_Your goal_. Only the number is needed: how many lines contain the word "JSON"?

** START **

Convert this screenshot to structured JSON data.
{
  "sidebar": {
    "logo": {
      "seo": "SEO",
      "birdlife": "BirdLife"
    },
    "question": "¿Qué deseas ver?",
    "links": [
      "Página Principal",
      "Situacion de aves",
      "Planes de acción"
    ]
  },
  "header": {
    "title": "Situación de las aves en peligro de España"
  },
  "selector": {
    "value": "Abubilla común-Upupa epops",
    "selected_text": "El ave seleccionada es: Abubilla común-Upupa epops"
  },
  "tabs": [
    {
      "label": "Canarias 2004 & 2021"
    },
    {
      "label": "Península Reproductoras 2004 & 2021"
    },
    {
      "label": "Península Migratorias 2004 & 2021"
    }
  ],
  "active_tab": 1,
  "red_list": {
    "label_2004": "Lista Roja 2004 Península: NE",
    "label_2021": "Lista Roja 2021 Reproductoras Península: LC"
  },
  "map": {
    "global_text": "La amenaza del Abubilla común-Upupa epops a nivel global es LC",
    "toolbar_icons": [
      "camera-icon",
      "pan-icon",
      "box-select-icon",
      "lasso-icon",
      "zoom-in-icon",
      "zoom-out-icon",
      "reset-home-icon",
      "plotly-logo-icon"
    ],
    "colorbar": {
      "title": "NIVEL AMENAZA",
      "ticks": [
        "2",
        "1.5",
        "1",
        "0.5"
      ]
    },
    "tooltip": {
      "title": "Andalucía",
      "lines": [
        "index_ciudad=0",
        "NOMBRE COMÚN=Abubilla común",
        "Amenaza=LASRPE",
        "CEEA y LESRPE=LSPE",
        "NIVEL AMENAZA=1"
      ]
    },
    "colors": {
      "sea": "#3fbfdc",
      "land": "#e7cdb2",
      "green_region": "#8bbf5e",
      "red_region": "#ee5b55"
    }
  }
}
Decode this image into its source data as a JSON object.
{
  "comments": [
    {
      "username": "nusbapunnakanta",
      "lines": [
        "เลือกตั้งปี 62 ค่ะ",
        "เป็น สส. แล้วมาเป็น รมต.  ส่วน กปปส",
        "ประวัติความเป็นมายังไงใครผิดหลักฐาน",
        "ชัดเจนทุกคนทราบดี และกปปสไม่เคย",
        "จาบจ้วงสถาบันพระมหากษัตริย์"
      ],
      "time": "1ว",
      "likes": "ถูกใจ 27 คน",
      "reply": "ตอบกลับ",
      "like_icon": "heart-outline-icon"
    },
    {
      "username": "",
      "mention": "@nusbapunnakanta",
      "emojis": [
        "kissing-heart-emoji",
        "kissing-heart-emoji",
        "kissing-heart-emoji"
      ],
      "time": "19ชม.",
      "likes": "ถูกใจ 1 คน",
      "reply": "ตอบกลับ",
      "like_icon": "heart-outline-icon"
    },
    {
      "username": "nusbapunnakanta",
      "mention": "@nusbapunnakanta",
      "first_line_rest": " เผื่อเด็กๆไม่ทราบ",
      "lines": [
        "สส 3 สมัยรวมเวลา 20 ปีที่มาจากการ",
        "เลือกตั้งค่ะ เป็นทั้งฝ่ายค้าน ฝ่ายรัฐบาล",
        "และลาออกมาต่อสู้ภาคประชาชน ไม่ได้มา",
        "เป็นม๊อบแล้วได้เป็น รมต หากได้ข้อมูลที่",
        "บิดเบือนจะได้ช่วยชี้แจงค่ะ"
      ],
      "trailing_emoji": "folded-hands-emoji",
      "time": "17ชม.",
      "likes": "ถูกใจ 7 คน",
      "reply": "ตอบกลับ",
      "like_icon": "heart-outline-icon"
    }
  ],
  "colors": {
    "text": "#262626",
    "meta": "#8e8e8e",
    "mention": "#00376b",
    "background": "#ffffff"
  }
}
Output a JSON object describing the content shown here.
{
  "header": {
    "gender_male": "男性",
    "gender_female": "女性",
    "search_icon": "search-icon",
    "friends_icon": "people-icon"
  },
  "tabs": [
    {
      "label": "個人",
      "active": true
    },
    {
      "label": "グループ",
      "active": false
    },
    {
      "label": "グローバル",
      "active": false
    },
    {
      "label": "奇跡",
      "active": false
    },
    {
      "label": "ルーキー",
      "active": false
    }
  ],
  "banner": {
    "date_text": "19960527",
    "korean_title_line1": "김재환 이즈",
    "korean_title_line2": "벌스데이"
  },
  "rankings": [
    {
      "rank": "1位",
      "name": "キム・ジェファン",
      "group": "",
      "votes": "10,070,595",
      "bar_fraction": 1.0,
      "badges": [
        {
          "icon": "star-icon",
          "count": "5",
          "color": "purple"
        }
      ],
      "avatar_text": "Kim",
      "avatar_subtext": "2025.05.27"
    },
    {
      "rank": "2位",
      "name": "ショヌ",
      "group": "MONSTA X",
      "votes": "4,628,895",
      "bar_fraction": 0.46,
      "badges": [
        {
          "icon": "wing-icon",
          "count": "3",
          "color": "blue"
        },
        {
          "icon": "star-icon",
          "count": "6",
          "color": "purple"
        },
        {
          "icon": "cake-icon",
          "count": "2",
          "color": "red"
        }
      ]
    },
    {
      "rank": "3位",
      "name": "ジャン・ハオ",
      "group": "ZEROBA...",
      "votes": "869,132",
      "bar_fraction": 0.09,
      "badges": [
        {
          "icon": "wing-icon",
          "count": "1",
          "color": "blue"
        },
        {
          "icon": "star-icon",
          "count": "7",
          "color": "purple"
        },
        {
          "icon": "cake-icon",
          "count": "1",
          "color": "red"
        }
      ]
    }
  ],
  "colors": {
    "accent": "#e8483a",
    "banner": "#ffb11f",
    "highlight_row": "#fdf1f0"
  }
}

** END **

_Answer to this exercise_. 3